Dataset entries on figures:

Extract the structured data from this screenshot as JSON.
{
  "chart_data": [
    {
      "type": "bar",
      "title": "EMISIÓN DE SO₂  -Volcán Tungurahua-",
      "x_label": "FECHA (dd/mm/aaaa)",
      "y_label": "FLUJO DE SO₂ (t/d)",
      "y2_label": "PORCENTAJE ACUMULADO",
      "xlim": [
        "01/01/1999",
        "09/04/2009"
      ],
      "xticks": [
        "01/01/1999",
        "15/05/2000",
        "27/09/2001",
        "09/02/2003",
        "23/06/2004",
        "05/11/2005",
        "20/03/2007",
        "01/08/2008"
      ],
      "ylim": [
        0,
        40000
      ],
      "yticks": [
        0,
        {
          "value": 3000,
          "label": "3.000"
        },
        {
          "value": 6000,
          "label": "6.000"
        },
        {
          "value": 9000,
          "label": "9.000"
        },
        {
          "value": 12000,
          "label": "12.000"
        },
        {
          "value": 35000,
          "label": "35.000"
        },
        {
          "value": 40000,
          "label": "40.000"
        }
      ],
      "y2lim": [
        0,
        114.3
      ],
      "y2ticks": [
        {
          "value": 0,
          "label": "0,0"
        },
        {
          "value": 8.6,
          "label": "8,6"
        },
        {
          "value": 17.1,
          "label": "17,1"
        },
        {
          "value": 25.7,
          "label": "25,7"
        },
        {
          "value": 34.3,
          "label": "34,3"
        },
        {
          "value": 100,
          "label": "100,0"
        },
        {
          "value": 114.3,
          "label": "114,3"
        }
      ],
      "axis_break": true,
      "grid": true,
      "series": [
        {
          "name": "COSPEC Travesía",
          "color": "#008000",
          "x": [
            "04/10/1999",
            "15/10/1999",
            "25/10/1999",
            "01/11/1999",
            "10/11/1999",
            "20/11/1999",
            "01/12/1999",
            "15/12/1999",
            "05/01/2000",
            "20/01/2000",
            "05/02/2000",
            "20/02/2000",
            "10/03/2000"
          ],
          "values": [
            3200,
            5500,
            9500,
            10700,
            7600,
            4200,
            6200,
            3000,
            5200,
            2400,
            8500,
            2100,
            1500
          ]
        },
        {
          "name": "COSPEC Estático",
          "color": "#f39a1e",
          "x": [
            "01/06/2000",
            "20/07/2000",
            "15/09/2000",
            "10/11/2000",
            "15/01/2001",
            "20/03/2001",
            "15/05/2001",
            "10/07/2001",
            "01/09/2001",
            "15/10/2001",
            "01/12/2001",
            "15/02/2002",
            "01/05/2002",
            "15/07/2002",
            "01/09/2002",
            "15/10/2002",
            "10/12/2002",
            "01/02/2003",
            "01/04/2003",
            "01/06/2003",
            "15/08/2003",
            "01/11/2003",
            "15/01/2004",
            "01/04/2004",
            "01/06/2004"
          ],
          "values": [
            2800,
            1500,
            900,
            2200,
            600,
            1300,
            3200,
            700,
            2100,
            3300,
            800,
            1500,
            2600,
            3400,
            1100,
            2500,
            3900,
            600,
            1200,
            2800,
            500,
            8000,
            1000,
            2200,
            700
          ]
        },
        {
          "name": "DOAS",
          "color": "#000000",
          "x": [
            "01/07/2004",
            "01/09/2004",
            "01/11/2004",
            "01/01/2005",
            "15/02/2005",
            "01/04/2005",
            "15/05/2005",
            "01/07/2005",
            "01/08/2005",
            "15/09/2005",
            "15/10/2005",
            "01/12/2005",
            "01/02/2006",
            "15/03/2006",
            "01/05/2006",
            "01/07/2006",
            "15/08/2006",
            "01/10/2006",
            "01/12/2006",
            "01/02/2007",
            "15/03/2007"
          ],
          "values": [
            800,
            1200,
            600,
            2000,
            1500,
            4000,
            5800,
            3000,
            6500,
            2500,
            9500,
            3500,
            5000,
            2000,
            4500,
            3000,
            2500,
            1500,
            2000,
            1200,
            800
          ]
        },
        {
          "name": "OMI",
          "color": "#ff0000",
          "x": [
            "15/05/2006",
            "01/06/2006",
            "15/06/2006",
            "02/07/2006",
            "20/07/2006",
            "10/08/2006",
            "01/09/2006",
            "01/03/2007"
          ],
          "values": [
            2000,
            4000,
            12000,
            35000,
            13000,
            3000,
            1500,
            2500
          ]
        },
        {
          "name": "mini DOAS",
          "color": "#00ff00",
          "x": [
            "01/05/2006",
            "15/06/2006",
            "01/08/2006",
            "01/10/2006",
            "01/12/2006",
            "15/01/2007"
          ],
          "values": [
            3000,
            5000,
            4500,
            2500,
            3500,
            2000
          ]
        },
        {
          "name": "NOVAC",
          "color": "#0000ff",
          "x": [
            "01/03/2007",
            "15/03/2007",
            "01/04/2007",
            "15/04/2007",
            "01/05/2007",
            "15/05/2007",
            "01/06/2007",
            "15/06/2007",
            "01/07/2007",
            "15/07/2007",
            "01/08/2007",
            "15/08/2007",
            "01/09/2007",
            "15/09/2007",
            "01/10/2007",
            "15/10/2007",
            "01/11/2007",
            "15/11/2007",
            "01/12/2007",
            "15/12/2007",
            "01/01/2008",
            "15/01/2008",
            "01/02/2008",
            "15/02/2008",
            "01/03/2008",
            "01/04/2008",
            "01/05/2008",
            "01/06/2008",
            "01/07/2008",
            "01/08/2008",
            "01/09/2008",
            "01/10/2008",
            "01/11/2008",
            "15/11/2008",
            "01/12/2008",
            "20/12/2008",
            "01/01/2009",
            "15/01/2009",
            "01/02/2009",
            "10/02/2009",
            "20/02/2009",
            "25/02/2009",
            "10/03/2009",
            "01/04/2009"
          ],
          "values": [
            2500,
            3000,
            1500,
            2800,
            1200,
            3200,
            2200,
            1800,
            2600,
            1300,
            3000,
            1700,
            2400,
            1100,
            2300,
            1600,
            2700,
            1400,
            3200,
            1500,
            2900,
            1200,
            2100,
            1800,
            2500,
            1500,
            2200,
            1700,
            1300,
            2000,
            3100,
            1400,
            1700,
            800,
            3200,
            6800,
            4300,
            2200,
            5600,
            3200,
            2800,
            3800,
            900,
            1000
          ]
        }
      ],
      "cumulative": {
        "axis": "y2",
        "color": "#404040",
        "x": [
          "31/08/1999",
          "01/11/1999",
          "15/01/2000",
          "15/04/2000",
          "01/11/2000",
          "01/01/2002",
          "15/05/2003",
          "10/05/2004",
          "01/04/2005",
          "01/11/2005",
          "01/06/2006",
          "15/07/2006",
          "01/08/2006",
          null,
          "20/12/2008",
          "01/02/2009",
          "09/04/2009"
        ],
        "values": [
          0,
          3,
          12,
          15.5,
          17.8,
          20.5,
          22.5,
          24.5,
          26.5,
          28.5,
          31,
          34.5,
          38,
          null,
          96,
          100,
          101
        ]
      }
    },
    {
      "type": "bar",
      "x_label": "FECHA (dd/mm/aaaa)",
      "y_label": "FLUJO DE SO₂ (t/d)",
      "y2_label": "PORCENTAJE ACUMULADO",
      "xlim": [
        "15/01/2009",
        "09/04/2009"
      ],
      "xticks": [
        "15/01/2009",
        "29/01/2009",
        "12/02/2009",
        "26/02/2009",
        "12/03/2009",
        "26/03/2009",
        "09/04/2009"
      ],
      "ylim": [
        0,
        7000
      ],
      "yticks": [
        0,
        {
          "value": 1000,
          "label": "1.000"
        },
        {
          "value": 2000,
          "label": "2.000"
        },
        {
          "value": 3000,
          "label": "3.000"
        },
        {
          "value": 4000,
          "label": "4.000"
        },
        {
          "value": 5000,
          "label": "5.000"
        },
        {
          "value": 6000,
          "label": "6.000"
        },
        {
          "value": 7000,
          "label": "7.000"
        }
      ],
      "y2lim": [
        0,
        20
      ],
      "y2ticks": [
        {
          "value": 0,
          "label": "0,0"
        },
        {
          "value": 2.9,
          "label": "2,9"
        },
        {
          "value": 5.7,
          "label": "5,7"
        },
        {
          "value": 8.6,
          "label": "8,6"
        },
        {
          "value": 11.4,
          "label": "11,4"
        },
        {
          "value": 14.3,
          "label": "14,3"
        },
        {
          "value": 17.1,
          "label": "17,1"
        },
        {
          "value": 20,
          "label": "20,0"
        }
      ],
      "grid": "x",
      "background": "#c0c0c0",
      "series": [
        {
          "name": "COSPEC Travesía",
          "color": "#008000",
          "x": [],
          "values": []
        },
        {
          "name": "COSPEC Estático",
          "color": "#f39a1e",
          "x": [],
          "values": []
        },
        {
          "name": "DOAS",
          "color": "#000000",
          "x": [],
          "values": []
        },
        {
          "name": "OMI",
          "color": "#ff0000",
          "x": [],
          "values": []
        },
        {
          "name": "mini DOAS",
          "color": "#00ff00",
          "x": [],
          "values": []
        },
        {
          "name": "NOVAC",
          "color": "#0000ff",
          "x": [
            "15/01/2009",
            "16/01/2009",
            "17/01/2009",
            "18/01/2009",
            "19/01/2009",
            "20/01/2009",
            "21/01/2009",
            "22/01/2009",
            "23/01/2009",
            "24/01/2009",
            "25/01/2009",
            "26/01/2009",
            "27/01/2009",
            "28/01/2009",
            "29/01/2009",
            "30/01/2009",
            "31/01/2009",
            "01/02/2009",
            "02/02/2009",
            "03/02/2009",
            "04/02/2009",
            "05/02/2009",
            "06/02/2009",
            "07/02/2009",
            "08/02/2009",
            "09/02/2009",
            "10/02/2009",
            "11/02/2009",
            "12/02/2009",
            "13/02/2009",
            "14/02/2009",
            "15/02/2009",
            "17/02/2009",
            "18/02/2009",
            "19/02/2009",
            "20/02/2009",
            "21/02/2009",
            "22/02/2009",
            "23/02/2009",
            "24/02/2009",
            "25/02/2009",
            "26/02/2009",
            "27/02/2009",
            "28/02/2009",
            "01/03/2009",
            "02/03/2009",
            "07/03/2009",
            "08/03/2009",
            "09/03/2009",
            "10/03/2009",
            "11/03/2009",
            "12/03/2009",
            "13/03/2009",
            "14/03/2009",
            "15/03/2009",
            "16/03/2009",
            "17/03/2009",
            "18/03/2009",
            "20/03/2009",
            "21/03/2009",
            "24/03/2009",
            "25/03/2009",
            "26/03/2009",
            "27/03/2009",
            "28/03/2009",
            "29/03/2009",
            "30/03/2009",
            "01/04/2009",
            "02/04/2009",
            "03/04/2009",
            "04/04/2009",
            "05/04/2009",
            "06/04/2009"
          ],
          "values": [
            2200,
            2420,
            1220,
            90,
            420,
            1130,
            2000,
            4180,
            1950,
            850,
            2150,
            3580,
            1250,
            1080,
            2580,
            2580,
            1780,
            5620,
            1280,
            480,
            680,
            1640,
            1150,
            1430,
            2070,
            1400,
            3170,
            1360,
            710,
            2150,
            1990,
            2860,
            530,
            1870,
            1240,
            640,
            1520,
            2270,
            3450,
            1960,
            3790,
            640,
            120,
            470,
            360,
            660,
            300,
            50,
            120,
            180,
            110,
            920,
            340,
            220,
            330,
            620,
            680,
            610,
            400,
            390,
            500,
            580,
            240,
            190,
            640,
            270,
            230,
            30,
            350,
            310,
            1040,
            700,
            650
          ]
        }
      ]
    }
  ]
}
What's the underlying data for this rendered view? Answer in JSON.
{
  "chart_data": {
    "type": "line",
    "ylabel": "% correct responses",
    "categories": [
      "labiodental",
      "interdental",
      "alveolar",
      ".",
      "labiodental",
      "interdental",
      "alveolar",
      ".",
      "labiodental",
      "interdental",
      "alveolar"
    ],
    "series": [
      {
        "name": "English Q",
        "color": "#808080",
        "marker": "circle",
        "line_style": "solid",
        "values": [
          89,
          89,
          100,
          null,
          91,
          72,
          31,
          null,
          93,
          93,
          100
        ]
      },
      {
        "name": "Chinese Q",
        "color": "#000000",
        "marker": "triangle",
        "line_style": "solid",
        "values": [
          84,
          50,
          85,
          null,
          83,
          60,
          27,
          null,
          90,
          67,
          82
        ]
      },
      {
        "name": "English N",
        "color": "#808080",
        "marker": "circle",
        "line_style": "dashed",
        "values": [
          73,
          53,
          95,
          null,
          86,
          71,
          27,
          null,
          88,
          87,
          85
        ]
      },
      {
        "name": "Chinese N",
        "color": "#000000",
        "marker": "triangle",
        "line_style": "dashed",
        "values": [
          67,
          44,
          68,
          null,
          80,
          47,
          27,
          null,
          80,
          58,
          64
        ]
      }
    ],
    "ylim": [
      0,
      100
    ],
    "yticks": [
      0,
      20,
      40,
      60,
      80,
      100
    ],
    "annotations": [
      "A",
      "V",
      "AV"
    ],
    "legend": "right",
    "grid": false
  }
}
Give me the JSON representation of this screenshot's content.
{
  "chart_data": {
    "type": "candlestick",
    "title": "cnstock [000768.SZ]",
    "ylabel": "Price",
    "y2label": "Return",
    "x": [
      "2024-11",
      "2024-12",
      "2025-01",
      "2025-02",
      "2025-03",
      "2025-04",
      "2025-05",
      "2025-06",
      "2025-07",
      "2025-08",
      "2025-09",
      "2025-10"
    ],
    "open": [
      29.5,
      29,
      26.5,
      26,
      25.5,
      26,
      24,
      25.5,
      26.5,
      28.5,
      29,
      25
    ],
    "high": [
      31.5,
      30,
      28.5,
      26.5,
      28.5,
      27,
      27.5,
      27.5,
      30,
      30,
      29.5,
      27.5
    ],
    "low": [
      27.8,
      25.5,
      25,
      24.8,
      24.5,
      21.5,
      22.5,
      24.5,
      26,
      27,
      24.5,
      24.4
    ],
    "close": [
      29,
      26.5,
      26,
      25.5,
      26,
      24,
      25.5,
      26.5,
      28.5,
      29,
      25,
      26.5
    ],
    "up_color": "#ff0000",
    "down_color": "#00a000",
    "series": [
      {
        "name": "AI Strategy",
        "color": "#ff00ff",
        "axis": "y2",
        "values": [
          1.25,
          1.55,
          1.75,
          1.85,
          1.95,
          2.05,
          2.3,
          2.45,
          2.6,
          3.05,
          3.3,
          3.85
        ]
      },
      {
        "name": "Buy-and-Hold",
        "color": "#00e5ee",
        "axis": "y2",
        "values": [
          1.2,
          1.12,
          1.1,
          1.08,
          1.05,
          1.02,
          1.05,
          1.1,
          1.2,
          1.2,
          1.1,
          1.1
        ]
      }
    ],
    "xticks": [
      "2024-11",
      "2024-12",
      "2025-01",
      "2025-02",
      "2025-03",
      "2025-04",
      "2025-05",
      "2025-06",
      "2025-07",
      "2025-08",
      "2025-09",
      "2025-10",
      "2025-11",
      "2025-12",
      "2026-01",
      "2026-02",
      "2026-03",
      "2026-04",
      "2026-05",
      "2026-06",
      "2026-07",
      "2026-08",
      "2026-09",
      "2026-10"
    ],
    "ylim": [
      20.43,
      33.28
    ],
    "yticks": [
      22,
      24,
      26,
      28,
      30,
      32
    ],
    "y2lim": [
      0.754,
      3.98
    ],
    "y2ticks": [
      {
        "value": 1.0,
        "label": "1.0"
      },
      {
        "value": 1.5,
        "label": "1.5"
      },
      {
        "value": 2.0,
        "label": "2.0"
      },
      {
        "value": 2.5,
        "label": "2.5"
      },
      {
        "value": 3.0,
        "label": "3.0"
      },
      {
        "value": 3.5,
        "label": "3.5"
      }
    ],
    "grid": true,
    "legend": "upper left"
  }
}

What to produce:
Lines containing the word "title" must all be returned from the material above.

Result of this task:
      "title": "EMISIÓN DE SO₂  -Volcán Tungurahua-",
    "title": "cnstock [000768.SZ]",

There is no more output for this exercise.